◆ **EXERCISE OBJECTIVE**
Search the data below for "title"; list each line that holds it.

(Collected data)
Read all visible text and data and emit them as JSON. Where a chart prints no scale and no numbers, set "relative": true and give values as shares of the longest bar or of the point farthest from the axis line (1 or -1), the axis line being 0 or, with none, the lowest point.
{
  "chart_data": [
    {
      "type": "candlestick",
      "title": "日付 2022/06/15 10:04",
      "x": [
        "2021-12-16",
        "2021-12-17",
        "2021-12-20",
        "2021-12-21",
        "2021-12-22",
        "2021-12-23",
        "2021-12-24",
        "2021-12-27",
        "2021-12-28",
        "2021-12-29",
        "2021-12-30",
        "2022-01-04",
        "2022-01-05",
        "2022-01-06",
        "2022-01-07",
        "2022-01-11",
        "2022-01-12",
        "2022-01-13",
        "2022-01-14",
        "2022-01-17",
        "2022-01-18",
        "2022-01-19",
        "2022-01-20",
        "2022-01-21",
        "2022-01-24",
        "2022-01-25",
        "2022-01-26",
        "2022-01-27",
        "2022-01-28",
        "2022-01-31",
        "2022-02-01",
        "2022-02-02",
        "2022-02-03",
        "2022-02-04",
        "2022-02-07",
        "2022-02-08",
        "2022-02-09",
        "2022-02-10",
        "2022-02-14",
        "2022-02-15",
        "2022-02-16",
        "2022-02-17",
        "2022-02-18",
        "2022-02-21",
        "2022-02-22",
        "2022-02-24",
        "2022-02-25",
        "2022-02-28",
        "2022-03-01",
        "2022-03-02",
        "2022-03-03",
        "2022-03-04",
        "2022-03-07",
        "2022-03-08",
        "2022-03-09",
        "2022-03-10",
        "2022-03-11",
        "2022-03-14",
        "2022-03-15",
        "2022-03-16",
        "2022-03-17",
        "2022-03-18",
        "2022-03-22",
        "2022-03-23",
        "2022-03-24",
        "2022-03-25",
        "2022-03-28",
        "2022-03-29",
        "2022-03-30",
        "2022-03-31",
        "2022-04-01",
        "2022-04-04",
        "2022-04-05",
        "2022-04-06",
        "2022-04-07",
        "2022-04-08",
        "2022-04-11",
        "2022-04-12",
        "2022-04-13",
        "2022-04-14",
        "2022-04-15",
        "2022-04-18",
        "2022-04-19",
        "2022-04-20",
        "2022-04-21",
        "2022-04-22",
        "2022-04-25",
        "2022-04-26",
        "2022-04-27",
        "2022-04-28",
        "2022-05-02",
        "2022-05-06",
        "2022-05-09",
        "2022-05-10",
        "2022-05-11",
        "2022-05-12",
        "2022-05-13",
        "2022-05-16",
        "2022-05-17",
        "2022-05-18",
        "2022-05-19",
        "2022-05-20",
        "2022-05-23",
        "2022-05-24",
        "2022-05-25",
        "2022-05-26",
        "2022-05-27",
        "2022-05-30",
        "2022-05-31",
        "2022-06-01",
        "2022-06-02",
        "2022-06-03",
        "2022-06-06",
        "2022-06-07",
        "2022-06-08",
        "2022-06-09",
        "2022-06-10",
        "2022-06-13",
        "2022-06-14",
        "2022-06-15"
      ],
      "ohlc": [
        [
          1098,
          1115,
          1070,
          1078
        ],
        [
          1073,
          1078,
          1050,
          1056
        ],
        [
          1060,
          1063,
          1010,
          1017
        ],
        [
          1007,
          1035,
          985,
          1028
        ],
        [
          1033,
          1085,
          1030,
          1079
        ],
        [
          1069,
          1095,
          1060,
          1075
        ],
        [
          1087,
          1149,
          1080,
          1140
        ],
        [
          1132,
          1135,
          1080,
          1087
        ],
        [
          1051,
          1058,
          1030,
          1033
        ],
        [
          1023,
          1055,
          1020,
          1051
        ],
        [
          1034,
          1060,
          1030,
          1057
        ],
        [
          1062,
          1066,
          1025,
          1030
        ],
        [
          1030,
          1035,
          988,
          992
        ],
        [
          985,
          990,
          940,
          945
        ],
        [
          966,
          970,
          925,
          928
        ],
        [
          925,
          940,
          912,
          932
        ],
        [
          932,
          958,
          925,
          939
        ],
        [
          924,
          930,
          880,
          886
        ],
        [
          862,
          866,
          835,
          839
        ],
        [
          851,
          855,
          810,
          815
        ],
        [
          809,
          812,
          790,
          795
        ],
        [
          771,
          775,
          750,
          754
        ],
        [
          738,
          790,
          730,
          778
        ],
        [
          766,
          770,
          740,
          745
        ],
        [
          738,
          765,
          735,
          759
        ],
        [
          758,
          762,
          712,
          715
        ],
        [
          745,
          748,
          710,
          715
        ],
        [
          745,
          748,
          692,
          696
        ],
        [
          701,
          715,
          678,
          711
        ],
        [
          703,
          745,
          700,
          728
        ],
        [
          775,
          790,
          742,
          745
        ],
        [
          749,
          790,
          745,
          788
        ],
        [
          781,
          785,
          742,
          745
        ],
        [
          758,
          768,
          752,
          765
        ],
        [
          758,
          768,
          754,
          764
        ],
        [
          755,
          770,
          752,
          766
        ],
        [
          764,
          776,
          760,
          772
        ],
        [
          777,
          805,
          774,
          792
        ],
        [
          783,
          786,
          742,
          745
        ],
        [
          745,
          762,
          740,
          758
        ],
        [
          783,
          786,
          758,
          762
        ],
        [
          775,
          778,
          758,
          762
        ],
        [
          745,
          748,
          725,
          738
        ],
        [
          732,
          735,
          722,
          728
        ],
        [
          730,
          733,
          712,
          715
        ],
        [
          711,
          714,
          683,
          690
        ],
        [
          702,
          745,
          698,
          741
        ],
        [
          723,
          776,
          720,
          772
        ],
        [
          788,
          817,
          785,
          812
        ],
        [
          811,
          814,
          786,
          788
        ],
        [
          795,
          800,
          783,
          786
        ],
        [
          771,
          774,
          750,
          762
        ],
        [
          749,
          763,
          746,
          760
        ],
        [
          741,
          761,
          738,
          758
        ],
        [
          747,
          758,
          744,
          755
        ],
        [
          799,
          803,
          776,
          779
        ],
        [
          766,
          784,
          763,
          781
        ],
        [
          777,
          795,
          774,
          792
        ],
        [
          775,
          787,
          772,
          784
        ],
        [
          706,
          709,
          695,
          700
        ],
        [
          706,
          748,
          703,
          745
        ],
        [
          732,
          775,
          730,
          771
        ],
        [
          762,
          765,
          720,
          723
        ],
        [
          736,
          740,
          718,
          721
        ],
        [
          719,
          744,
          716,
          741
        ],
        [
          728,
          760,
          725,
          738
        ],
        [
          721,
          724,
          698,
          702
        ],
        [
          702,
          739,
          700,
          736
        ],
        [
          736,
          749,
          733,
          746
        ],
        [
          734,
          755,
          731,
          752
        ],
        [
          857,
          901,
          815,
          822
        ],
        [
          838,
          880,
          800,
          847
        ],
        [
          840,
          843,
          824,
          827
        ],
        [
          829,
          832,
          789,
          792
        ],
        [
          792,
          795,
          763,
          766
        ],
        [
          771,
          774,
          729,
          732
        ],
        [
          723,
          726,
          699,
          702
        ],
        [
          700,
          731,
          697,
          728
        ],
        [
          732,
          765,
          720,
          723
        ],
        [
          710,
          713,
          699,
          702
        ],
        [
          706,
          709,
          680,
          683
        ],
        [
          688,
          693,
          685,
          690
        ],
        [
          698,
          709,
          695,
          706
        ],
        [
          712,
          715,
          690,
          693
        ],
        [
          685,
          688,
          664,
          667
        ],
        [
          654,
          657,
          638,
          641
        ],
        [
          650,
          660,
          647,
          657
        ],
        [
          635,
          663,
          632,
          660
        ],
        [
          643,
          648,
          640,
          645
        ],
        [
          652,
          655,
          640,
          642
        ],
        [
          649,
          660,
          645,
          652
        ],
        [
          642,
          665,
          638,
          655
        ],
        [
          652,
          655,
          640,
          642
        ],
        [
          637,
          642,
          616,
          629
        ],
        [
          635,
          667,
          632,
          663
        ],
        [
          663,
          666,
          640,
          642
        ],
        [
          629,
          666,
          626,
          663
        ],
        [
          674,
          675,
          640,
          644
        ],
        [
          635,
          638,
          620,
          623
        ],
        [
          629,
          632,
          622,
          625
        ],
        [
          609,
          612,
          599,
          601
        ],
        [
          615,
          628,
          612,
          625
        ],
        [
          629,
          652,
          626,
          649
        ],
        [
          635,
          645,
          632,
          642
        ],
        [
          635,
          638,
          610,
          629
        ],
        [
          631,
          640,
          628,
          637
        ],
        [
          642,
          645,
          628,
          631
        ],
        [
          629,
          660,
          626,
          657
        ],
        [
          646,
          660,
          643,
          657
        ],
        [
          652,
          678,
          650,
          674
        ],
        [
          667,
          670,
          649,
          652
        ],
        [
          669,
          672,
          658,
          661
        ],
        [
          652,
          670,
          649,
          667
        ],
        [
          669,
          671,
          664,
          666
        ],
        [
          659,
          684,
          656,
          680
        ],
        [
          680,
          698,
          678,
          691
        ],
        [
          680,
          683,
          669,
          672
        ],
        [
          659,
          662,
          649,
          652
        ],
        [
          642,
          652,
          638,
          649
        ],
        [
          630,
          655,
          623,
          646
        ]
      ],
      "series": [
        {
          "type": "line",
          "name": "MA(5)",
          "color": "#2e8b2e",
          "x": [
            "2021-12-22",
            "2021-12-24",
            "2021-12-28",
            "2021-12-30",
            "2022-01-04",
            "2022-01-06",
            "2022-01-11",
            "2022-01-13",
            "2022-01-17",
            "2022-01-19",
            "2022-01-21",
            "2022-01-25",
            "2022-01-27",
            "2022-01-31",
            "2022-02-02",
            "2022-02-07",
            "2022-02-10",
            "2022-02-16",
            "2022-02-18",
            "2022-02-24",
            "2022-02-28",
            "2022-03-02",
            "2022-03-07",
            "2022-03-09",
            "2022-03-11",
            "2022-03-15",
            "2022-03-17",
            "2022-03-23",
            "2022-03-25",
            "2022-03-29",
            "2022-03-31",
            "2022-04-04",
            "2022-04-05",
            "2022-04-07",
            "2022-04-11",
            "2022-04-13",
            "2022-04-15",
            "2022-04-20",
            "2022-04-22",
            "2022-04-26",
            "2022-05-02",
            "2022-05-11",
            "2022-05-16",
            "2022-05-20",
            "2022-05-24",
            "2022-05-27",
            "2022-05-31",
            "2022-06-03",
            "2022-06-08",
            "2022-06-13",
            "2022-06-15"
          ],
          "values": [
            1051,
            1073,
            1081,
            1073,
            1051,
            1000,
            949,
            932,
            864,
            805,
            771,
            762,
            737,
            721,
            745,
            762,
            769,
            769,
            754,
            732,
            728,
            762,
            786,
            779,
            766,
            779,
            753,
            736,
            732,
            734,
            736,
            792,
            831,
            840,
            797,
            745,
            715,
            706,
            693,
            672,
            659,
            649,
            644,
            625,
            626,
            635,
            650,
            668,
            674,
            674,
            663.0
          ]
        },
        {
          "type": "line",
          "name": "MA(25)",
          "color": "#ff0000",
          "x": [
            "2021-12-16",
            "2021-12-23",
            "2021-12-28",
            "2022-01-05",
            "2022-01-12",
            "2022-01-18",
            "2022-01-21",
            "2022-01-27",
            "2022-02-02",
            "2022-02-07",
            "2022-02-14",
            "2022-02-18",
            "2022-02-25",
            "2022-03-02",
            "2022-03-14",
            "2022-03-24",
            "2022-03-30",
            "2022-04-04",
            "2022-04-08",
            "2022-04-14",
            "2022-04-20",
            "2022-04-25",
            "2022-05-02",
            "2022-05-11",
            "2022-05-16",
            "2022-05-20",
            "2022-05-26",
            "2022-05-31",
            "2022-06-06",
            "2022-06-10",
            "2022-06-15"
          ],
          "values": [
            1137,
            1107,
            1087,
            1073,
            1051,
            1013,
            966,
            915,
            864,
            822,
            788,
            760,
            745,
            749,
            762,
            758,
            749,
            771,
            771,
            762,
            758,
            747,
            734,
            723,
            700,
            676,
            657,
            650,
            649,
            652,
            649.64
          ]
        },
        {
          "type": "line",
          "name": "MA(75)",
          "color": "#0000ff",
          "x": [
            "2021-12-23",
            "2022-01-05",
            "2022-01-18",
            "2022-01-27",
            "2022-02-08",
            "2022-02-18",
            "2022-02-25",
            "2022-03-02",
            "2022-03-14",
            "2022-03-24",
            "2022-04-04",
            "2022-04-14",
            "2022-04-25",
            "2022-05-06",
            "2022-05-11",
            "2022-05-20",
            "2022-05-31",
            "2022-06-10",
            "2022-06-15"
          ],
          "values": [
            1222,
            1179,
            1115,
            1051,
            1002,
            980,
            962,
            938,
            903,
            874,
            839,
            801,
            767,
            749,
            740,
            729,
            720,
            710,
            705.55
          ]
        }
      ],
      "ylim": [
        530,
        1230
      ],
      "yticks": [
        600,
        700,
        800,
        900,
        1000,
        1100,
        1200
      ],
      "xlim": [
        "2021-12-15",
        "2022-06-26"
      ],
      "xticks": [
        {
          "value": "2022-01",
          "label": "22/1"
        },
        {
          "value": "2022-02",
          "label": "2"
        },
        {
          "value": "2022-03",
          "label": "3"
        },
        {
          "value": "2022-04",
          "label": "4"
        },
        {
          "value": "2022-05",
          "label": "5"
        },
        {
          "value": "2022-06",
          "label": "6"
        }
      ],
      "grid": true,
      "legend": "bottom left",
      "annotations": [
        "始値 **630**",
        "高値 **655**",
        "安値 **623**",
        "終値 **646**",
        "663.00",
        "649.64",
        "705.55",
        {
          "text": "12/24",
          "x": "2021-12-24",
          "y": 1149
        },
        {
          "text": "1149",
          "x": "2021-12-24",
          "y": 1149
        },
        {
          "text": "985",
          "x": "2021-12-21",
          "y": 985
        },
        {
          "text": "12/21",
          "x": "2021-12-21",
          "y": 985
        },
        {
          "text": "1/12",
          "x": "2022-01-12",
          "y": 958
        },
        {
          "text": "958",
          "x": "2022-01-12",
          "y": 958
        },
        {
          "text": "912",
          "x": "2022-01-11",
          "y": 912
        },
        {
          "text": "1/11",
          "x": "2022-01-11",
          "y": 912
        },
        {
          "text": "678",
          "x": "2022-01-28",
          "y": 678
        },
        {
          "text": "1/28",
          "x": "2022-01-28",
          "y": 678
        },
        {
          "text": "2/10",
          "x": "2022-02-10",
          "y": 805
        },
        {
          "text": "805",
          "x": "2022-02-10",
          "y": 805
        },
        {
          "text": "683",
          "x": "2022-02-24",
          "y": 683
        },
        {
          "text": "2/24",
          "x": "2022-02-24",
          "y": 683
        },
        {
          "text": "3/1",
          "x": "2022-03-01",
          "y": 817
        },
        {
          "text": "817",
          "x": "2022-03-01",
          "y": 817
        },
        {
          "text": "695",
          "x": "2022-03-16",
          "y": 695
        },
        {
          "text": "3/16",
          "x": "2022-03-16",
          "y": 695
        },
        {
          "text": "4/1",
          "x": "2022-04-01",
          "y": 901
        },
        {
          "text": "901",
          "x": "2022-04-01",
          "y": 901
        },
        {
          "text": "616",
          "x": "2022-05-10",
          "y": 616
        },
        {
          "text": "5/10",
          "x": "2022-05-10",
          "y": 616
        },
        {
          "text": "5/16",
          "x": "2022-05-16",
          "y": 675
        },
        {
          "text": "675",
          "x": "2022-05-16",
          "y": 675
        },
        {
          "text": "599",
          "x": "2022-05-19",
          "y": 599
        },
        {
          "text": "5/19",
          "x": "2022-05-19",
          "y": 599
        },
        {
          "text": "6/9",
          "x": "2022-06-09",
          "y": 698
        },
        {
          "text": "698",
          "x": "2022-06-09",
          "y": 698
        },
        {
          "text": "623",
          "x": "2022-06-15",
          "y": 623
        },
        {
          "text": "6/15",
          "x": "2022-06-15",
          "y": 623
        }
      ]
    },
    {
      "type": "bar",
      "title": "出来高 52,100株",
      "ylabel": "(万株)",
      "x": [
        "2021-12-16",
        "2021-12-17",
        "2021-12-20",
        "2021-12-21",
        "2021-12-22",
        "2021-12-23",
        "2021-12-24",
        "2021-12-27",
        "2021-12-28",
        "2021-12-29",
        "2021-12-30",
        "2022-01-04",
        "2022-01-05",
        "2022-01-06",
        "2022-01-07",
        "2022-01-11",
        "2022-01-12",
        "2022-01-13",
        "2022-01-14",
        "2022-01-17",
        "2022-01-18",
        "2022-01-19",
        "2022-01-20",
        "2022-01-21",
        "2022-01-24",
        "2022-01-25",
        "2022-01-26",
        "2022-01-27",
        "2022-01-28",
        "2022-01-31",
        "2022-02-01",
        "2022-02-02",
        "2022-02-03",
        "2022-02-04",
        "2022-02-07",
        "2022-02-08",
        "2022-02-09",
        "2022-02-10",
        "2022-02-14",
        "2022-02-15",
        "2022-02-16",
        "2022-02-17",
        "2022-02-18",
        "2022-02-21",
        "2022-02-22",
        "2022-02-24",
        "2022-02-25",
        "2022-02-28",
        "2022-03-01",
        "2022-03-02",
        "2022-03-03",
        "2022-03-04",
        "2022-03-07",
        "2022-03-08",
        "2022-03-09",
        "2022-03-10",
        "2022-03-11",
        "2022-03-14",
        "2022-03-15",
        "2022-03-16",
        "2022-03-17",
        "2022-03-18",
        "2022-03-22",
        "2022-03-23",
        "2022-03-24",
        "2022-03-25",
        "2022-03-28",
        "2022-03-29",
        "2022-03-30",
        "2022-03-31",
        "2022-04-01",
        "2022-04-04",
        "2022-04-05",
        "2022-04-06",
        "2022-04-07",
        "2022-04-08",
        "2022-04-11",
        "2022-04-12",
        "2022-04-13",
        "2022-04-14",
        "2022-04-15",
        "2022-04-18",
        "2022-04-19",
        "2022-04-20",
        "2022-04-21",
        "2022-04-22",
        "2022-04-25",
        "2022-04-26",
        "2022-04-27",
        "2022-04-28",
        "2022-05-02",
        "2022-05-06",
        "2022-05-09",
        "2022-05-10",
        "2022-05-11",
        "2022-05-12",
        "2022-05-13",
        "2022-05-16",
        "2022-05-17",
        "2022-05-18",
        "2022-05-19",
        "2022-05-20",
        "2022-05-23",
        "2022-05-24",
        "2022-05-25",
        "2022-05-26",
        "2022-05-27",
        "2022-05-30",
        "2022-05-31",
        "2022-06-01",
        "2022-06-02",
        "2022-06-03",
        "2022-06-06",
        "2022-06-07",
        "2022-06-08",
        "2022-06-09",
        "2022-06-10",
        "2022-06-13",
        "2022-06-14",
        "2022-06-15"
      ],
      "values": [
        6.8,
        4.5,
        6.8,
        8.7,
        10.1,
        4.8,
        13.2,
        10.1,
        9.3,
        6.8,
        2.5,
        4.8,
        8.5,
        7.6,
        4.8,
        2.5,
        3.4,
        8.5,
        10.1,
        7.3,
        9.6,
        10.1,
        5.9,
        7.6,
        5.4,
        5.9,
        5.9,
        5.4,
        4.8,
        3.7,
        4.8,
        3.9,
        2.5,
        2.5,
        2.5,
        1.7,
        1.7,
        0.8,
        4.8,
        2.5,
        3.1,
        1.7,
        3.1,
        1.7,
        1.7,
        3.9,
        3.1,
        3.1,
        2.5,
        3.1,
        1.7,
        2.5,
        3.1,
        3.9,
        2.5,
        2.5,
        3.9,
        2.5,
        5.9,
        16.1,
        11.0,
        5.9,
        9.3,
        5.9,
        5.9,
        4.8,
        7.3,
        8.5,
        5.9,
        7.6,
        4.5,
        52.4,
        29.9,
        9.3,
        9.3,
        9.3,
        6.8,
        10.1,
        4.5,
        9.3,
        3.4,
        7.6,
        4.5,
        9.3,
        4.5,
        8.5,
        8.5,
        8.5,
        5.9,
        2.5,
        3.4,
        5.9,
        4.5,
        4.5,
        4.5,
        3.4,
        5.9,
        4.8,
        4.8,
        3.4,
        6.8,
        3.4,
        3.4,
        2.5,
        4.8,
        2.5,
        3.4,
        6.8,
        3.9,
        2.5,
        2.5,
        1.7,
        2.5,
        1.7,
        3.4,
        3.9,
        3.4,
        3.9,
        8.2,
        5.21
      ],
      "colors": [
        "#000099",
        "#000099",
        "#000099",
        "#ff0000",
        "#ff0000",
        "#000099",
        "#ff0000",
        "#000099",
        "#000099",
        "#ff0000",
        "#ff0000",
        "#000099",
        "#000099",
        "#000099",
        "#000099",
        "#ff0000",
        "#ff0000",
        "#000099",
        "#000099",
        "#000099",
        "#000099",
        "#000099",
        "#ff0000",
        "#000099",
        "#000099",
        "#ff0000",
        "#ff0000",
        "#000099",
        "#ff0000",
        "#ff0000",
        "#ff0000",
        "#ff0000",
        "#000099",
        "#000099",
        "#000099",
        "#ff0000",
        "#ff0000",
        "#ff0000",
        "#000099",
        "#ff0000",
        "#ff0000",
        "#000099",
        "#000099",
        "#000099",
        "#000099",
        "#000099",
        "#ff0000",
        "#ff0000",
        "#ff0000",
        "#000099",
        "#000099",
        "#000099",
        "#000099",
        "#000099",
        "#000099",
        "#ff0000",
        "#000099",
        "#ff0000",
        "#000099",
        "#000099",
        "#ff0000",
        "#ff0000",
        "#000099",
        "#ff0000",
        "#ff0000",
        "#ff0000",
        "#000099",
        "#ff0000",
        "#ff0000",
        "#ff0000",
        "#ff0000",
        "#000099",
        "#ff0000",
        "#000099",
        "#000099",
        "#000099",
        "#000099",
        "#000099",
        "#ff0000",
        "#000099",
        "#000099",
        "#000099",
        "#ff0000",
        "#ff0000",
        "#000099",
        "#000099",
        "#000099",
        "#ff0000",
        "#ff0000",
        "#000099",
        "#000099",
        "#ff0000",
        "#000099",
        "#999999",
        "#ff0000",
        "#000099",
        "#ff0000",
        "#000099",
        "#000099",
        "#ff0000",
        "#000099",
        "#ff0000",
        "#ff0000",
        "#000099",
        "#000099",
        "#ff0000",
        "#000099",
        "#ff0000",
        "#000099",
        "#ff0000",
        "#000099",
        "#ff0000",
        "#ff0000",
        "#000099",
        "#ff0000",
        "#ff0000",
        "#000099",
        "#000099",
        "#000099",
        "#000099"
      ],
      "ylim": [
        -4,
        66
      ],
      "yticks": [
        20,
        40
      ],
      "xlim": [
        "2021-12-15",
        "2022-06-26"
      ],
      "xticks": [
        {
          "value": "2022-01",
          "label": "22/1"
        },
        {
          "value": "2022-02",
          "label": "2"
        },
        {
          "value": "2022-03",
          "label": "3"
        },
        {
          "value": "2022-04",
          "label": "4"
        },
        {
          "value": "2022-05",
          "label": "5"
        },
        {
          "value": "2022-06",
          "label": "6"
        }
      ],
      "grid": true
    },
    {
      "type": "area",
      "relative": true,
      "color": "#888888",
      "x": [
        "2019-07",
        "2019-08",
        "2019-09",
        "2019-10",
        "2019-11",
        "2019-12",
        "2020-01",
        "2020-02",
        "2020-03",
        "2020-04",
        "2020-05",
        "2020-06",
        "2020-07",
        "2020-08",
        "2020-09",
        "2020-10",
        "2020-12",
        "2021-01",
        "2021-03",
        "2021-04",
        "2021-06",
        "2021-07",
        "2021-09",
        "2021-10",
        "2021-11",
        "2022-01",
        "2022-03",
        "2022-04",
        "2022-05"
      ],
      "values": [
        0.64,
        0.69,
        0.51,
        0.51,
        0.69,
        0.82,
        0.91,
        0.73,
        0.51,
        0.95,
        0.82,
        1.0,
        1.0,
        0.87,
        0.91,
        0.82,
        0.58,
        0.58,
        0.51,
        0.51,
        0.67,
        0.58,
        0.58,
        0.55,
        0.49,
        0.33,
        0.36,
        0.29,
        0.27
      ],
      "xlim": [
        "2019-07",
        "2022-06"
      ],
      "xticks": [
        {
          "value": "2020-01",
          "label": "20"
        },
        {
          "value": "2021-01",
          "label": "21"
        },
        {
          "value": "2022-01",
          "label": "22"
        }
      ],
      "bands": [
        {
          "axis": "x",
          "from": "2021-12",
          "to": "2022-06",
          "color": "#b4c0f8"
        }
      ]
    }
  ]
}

◆ **EXERCISE SOLUTION**
      "title": "日付 2022/06/15 10:04",
      "title": "出来高 52,100株",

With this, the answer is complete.